#### [Requirement]
The material below must be restated exactly, line by line.

------------------------------------

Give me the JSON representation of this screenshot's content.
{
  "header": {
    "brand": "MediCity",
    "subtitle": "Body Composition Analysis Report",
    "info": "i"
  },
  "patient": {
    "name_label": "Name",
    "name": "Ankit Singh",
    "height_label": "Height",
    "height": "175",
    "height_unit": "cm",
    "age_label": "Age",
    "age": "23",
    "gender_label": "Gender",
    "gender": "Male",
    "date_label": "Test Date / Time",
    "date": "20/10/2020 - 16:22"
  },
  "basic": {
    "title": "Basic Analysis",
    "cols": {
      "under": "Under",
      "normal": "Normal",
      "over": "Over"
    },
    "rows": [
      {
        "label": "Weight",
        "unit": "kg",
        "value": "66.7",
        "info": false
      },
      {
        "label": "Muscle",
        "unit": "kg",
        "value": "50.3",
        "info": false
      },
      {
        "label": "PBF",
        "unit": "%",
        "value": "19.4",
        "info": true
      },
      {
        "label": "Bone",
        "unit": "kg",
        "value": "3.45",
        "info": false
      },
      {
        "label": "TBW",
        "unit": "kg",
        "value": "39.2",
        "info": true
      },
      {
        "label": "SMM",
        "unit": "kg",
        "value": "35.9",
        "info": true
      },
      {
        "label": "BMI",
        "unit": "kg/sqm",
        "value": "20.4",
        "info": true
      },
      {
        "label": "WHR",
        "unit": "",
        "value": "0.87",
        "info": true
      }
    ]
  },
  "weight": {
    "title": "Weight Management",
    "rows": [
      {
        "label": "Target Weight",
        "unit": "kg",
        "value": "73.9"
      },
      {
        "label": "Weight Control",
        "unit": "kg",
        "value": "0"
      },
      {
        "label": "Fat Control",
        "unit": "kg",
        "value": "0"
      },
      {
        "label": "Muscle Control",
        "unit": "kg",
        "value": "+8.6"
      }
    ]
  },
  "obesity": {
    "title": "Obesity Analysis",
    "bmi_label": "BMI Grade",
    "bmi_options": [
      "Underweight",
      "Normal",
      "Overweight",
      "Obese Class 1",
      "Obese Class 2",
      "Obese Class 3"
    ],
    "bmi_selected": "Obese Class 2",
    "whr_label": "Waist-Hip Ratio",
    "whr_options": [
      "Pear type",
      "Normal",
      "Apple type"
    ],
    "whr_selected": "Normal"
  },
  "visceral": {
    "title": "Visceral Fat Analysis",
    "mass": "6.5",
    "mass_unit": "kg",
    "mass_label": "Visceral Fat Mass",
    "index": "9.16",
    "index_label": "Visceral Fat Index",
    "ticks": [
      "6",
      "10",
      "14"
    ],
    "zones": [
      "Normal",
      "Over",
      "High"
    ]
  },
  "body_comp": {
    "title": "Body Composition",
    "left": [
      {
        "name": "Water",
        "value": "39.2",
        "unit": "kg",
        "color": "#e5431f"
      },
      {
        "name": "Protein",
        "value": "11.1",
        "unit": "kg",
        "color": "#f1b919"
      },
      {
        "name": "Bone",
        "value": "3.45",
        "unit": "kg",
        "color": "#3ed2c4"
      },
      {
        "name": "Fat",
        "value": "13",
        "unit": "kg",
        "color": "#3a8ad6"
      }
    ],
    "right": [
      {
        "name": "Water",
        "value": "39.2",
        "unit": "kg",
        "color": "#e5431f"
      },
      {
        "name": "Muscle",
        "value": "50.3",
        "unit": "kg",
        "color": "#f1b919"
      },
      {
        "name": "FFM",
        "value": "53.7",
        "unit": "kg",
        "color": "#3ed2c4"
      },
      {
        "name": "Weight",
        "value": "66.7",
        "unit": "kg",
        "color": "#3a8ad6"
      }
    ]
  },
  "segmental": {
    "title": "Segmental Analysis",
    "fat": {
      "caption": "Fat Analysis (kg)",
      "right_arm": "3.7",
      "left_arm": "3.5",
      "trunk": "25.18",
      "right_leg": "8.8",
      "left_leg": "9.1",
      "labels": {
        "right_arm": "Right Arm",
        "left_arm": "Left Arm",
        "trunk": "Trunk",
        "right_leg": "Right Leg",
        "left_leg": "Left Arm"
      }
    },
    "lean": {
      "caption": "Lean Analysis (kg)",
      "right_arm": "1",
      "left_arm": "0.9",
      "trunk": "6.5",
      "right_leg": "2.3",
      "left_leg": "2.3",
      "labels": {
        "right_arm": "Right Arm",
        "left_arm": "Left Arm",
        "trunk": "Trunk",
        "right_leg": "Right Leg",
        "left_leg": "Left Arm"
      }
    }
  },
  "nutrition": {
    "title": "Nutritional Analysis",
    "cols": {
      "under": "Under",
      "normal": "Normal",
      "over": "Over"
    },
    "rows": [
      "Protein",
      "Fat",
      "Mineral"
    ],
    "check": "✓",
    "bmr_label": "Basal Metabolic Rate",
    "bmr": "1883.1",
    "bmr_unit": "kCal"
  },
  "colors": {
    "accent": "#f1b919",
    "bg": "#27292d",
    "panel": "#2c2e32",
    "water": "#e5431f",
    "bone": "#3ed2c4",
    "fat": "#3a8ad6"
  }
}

------------------------------------

#### [Answer to this problem]
Give me the JSON representation of this screenshot's content.
{
  "header": {
    "brand": "MediCity",
    "subtitle": "Body Composition Analysis Report",
    "info": "i"
  },
  "patient": {
    "name_label": "Name",
    "name": "Ankit Singh",
    "height_label": "Height",
    "height": "175",
    "height_unit": "cm",
    "age_label": "Age",
    "age": "23",
    "gender_label": "Gender",
    "gender": "Male",
    "date_label": "Test Date / Time",
    "date": "20/10/2020 - 16:22"
  },
  "basic": {
    "title": "Basic Analysis",
    "cols": {
      "under": "Under",
      "normal": "Normal",
      "over": "Over"
    },
    "rows": [
      {
        "label": "Weight",
        "unit": "kg",
        "value": "66.7",
        "info": false
      },
      {
        "label": "Muscle",
        "unit": "kg",
        "value": "50.3",
        "info": false
      },
      {
        "label": "PBF",
        "unit": "%",
        "value": "19.4",
        "info": true
      },
      {
        "label": "Bone",
        "unit": "kg",
        "value": "3.45",
        "info": false
      },
      {
        "label": "TBW",
        "unit": "kg",
        "value": "39.2",
        "info": true
      },
      {
        "label": "SMM",
        "unit": "kg",
        "value": "35.9",
        "info": true
      },
      {
        "label": "BMI",
        "unit": "kg/sqm",
        "value": "20.4",
        "info": true
      },
      {
        "label": "WHR",
        "unit": "",
        "value": "0.87",
        "info": true
      }
    ]
  },
  "weight": {
    "title": "Weight Management",
    "rows": [
      {
        "label": "Target Weight",
        "unit": "kg",
        "value": "73.9"
      },
      {
        "label": "Weight Control",
        "unit": "kg",
        "value": "0"
      },
      {
        "label": "Fat Control",
        "unit": "kg",
        "value": "0"
      },
      {
        "label": "Muscle Control",
        "unit": "kg",
        "value": "+8.6"
      }
    ]
  },
  "obesity": {
    "title": "Obesity Analysis",
    "bmi_label": "BMI Grade",
    "bmi_options": [
      "Underweight",
      "Normal",
      "Overweight",
      "Obese Class 1",
      "Obese Class 2",
      "Obese Class 3"
    ],
    "bmi_selected": "Obese Class 2",
    "whr_label": "Waist-Hip Ratio",
    "whr_options": [
      "Pear type",
      "Normal",
      "Apple type"
    ],
    "whr_selected": "Normal"
  },
  "visceral": {
    "title": "Visceral Fat Analysis",
    "mass": "6.5",
    "mass_unit": "kg",
    "mass_label": "Visceral Fat Mass",
    "index": "9.16",
    "index_label": "Visceral Fat Index",
    "ticks": [
      "6",
      "10",
      "14"
    ],
    "zones": [
      "Normal",
      "Over",
      "High"
    ]
  },
  "body_comp": {
    "title": "Body Composition",
    "left": [
      {
        "name": "Water",
        "value": "39.2",
        "unit": "kg",
        "color": "#e5431f"
      },
      {
        "name": "Protein",
        "value": "11.1",
        "unit": "kg",
        "color": "#f1b919"
      },
      {
        "name": "Bone",
        "value": "3.45",
        "unit": "kg",
        "color": "#3ed2c4"
      },
      {
        "name": "Fat",
        "value": "13",
        "unit": "kg",
        "color": "#3a8ad6"
      }
    ],
    "right": [
      {
        "name": "Water",
        "value": "39.2",
        "unit": "kg",
        "color": "#e5431f"
      },
      {
        "name": "Muscle",
        "value": "50.3",
        "unit": "kg",
        "color": "#f1b919"
      },
      {
        "name": "FFM",
        "value": "53.7",
        "unit": "kg",
        "color": "#3ed2c4"
      },
      {
        "name": "Weight",
        "value": "66.7",
        "unit": "kg",
        "color": "#3a8ad6"
      }
    ]
  },
  "segmental": {
    "title": "Segmental Analysis",
    "fat": {
      "caption": "Fat Analysis (kg)",
      "right_arm": "3.7",
      "left_arm": "3.5",
      "trunk": "25.18",
      "right_leg": "8.8",
      "left_leg": "9.1",
      "labels": {
        "right_arm": "Right Arm",
        "left_arm": "Left Arm",
        "trunk": "Trunk",
        "right_leg": "Right Leg",
        "left_leg": "Left Arm"
      }
    },
    "lean": {
      "caption": "Lean Analysis (kg)",
      "right_arm": "1",
      "left_arm": "0.9",
      "trunk": "6.5",
      "right_leg": "2.3",
      "left_leg": "2.3",
      "labels": {
        "right_arm": "Right Arm",
        "left_arm": "Left Arm",
        "trunk": "Trunk",
        "right_leg": "Right Leg",
        "left_leg": "Left Arm"
      }
    }
  },
  "nutrition": {
    "title": "Nutritional Analysis",
    "cols": {
      "under": "Under",
      "normal": "Normal",
      "over": "Over"
    },
    "rows": [
      "Protein",
      "Fat",
      "Mineral"
    ],
    "check": "✓",
    "bmr_label": "Basal Metabolic Rate",
    "bmr": "1883.1",
    "bmr_unit": "kCal"
  },
  "colors": {
    "accent": "#f1b919",
    "bg": "#27292d",
    "panel": "#2c2e32",
    "water": "#e5431f",
    "bone": "#3ed2c4",
    "fat": "#3a8ad6"
  }
}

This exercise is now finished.